## Available data
>> BEGIN

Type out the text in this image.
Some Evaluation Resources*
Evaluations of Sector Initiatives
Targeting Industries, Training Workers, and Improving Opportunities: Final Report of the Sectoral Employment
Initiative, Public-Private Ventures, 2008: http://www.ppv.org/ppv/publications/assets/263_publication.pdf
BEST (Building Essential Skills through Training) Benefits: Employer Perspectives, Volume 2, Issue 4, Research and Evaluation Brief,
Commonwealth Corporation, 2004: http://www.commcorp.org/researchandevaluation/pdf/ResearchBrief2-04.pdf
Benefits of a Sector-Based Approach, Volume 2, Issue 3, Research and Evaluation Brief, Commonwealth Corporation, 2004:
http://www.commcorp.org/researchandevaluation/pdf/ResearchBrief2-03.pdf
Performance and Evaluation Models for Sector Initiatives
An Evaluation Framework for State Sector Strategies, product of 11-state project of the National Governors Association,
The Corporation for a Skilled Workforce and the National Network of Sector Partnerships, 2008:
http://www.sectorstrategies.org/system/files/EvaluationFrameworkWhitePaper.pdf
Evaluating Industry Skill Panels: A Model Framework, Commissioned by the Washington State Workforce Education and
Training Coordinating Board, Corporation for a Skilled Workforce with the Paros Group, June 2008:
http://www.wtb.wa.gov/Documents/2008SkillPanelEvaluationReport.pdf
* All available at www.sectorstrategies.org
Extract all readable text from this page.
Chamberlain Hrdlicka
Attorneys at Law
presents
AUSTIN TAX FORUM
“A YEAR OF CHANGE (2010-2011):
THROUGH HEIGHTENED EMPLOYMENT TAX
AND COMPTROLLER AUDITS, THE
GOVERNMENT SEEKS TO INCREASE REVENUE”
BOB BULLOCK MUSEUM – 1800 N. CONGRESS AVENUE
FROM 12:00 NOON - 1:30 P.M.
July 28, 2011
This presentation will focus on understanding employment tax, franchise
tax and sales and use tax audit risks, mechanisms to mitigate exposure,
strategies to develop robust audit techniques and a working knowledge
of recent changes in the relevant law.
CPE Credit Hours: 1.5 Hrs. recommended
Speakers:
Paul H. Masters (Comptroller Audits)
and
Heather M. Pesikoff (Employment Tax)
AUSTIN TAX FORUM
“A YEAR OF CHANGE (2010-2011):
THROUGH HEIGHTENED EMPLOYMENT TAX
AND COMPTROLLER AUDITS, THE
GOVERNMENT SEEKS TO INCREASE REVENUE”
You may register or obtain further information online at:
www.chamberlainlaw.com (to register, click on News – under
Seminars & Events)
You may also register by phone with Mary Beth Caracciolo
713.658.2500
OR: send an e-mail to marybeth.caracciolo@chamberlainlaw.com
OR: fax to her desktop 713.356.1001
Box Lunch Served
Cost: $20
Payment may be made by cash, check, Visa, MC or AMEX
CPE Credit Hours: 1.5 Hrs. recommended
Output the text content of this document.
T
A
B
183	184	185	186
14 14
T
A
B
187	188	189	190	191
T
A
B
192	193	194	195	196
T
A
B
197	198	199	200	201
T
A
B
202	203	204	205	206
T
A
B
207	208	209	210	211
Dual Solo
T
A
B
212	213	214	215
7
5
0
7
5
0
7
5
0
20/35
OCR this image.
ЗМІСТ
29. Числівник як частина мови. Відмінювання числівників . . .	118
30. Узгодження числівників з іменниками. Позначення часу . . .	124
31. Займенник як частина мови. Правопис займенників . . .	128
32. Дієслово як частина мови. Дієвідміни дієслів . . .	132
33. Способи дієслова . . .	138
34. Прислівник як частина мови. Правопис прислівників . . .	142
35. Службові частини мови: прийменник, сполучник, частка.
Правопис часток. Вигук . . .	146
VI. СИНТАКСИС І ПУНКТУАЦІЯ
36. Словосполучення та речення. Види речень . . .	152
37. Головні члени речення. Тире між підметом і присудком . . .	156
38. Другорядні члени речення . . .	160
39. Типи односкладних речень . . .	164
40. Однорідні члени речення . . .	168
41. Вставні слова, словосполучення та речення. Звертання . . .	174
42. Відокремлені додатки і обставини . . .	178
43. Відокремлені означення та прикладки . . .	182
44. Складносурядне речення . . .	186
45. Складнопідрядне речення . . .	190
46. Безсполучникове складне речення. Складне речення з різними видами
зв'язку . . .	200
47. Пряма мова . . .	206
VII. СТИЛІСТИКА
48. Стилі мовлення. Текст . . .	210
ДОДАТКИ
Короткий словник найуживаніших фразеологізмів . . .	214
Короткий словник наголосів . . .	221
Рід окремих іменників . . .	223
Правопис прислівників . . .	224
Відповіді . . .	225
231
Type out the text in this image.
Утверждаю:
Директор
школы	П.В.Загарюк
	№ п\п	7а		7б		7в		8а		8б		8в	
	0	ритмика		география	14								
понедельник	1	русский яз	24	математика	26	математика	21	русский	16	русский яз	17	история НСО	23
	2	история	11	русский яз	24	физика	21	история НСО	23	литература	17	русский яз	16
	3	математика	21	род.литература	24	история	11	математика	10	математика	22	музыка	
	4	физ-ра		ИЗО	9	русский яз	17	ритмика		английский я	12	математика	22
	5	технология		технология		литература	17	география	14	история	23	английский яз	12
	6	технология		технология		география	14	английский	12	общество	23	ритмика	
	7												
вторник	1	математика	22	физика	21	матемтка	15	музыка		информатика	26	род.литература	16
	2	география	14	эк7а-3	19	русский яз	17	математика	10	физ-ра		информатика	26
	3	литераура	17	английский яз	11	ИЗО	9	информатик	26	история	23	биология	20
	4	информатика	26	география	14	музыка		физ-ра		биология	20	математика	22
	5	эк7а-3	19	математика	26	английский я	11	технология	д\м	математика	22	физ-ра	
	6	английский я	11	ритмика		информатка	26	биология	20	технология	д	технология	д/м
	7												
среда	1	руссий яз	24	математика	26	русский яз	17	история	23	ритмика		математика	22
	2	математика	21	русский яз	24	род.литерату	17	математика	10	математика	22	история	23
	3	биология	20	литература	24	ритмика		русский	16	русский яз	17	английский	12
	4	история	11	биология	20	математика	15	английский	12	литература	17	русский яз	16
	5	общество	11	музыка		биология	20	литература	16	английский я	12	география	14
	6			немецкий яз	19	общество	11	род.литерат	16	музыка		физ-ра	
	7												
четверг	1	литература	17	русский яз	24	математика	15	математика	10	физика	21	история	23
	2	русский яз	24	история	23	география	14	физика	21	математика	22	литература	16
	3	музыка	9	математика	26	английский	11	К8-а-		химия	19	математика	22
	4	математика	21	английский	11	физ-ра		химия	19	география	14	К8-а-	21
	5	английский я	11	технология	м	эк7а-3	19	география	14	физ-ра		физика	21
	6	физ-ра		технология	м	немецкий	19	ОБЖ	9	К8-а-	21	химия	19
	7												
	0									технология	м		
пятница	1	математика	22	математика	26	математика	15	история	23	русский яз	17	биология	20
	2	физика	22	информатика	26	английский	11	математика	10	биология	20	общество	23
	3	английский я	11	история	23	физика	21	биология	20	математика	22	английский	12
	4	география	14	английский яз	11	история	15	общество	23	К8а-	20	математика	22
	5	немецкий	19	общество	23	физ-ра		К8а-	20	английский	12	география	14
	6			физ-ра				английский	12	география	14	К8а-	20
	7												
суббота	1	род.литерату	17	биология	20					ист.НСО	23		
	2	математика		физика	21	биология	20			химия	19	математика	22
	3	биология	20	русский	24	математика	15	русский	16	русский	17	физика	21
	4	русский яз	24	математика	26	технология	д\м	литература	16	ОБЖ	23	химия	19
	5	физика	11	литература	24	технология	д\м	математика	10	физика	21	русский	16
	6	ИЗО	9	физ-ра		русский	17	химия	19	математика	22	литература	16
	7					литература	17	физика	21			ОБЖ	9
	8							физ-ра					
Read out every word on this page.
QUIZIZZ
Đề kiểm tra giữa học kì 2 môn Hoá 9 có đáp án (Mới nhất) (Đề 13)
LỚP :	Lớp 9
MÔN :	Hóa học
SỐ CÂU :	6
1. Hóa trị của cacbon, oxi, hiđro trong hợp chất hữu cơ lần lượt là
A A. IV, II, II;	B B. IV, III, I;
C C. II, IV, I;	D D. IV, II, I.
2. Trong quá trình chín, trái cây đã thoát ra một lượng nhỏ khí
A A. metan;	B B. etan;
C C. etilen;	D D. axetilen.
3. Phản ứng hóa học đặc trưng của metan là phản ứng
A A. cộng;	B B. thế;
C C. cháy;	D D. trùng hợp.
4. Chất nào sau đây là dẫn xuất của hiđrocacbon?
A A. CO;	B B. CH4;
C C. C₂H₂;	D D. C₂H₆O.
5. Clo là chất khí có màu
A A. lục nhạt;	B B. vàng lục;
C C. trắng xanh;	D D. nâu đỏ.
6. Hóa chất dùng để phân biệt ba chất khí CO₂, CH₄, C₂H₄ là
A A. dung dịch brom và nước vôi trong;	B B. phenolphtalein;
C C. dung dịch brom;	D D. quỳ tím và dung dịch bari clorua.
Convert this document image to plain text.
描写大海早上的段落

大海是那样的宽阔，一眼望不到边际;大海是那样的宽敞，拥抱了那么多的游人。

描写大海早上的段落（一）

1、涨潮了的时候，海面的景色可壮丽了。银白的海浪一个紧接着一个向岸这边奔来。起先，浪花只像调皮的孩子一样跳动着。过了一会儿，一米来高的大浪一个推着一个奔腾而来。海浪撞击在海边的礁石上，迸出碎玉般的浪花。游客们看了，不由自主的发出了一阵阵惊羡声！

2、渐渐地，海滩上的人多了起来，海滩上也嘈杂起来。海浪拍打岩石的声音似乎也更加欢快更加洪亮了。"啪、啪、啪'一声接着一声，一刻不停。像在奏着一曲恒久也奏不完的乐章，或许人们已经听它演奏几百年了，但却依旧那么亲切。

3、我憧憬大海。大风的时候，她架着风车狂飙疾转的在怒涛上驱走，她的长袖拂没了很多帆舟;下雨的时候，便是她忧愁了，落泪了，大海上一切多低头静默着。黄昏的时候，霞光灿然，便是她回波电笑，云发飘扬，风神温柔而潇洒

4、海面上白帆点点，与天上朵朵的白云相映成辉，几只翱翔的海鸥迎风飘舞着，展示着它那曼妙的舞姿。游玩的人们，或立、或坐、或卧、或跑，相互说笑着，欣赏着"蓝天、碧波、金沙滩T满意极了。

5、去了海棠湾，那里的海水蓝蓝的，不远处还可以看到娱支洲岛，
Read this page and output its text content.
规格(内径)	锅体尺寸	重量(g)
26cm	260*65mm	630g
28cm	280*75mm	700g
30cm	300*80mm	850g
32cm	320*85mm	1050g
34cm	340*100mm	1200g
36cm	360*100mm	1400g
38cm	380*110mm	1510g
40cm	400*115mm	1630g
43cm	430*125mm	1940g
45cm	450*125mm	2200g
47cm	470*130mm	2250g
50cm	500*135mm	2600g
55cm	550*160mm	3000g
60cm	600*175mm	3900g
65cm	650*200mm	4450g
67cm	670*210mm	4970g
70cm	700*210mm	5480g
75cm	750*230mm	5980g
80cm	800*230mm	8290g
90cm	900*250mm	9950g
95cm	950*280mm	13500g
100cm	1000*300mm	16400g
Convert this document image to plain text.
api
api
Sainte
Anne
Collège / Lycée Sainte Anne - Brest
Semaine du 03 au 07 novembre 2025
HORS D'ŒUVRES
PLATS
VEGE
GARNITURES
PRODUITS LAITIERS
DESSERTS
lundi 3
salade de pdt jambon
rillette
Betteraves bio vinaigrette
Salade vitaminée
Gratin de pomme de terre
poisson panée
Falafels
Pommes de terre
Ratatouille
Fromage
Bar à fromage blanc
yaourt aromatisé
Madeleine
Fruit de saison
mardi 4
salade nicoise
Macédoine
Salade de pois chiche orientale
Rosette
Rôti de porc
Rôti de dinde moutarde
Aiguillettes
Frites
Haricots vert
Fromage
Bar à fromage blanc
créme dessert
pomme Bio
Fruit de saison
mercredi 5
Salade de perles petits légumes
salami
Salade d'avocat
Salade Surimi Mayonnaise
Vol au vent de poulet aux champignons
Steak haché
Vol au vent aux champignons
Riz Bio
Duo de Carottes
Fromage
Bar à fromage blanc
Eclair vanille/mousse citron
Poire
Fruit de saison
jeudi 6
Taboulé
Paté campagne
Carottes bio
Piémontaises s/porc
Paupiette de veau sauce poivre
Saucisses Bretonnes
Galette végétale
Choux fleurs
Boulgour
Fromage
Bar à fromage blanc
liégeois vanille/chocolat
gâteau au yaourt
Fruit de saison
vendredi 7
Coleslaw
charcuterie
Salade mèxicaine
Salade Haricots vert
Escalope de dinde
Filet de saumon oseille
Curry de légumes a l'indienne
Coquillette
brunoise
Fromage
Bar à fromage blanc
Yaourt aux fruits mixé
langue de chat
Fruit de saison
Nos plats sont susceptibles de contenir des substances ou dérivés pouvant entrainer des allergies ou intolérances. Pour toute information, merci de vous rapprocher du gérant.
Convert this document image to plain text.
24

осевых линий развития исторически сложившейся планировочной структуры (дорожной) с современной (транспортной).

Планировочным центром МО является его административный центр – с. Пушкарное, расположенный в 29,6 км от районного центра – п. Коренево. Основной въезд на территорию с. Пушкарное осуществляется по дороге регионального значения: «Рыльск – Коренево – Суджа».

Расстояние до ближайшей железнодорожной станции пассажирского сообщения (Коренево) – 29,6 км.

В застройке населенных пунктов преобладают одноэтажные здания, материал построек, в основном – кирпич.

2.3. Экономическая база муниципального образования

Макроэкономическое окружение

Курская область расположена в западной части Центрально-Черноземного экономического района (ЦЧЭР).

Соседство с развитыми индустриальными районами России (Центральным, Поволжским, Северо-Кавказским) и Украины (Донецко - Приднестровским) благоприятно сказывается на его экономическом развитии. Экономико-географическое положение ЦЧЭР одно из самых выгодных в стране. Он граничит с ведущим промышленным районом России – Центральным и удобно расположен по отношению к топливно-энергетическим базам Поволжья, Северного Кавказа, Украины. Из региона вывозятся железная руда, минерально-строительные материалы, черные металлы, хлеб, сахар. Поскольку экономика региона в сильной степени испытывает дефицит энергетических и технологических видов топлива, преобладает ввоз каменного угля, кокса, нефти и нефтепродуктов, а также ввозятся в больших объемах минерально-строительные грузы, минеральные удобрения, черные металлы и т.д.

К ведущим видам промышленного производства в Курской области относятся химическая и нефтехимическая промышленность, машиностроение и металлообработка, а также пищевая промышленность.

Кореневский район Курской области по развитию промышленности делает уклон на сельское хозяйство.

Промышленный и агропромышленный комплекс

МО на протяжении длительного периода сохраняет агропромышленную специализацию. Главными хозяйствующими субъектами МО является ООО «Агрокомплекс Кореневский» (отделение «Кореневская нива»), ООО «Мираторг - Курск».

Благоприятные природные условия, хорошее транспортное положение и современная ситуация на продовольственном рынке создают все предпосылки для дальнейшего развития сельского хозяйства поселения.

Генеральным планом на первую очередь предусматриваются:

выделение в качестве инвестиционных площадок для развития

>> END

Gather and copy every line of the data in which the string "музыка" is found.

## Exercise output
	3	математика	21	род.литература	24	история	11	математика	10	математика	22	музыка	
вторник	1	математика	22	физика	21	матемтка	15	музыка		информатика	26	род.литература	16
	4	информатика	26	география	14	музыка		физ-ра		биология	20	математика	22
	5	общество	11	музыка		биология	20	литература	16	английский я	12	география	14
	6			немецкий яз	19	общество	11	род.литерат	16	музыка		физ-ра	
	3	музыка	9	математика	26	английский	11	К8-а-		химия	19	математика	22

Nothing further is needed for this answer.